Exercise goal: Extract the listing below in full, unchanged.

Material for this exercise:
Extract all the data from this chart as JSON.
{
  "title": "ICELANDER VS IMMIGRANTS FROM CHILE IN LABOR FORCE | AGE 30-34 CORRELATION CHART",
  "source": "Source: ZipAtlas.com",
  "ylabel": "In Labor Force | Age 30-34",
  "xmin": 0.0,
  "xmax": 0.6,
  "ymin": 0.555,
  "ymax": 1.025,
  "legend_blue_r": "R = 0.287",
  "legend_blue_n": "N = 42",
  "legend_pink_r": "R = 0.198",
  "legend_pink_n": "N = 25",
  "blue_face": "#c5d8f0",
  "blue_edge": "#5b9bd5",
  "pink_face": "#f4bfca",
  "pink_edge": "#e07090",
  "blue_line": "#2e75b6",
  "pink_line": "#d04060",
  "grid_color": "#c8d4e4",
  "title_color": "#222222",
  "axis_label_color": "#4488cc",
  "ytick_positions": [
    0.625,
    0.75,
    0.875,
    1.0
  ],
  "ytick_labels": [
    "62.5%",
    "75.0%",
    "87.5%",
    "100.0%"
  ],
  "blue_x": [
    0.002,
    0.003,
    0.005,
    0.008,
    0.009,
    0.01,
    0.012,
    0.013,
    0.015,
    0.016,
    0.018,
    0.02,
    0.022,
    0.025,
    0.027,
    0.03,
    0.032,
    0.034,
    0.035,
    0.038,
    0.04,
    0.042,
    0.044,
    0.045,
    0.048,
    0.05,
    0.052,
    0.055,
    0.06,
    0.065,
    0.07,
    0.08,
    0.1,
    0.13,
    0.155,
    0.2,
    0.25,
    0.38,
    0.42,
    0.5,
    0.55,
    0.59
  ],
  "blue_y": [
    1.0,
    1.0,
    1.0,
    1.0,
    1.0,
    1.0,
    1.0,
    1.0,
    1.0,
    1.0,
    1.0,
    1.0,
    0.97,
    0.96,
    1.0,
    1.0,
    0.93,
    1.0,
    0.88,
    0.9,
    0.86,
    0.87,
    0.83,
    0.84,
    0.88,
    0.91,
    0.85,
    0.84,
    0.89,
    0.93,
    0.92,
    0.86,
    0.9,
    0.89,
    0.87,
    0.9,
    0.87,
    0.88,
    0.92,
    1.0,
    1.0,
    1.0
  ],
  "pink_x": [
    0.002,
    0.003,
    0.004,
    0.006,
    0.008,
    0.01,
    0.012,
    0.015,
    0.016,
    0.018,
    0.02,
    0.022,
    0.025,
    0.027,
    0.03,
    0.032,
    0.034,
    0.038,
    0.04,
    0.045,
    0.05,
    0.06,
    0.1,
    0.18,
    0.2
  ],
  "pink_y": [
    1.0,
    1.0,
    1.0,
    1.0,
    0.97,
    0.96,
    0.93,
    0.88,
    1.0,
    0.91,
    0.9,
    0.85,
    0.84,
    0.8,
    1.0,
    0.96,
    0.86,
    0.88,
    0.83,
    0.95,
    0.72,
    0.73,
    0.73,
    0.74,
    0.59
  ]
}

Finished exercise:
Extract all the data from this chart as JSON.
{
  "title": "ICELANDER VS IMMIGRANTS FROM CHILE IN LABOR FORCE | AGE 30-34 CORRELATION CHART",
  "source": "Source: ZipAtlas.com",
  "ylabel": "In Labor Force | Age 30-34",
  "xmin": 0.0,
  "xmax": 0.6,
  "ymin": 0.555,
  "ymax": 1.025,
  "legend_blue_r": "R = 0.287",
  "legend_blue_n": "N = 42",
  "legend_pink_r": "R = 0.198",
  "legend_pink_n": "N = 25",
  "blue_face": "#c5d8f0",
  "blue_edge": "#5b9bd5",
  "pink_face": "#f4bfca",
  "pink_edge": "#e07090",
  "blue_line": "#2e75b6",
  "pink_line": "#d04060",
  "grid_color": "#c8d4e4",
  "title_color": "#222222",
  "axis_label_color": "#4488cc",
  "ytick_positions": [
    0.625,
    0.75,
    0.875,
    1.0
  ],
  "ytick_labels": [
    "62.5%",
    "75.0%",
    "87.5%",
    "100.0%"
  ],
  "blue_x": [
    0.002,
    0.003,
    0.005,
    0.008,
    0.009,
    0.01,
    0.012,
    0.013,
    0.015,
    0.016,
    0.018,
    0.02,
    0.022,
    0.025,
    0.027,
    0.03,
    0.032,
    0.034,
    0.035,
    0.038,
    0.04,
    0.042,
    0.044,
    0.045,
    0.048,
    0.05,
    0.052,
    0.055,
    0.06,
    0.065,
    0.07,
    0.08,
    0.1,
    0.13,
    0.155,
    0.2,
    0.25,
    0.38,
    0.42,
    0.5,
    0.55,
    0.59
  ],
  "blue_y": [
    1.0,
    1.0,
    1.0,
    1.0,
    1.0,
    1.0,
    1.0,
    1.0,
    1.0,
    1.0,
    1.0,
    1.0,
    0.97,
    0.96,
    1.0,
    1.0,
    0.93,
    1.0,
    0.88,
    0.9,
    0.86,
    0.87,
    0.83,
    0.84,
    0.88,
    0.91,
    0.85,
    0.84,
    0.89,
    0.93,
    0.92,
    0.86,
    0.9,
    0.89,
    0.87,
    0.9,
    0.87,
    0.88,
    0.92,
    1.0,
    1.0,
    1.0
  ],
  "pink_x": [
    0.002,
    0.003,
    0.004,
    0.006,
    0.008,
    0.01,
    0.012,
    0.015,
    0.016,
    0.018,
    0.02,
    0.022,
    0.025,
    0.027,
    0.03,
    0.032,
    0.034,
    0.038,
    0.04,
    0.045,
    0.05,
    0.06,
    0.1,
    0.18,
    0.2
  ],
  "pink_y": [
    1.0,
    1.0,
    1.0,
    1.0,
    0.97,
    0.96,
    0.93,
    0.88,
    1.0,
    0.91,
    0.9,
    0.85,
    0.84,
    0.8,
    1.0,
    0.96,
    0.86,
    0.88,
    0.83,
    0.95,
    0.72,
    0.73,
    0.73,
    0.74,
    0.59
  ]
}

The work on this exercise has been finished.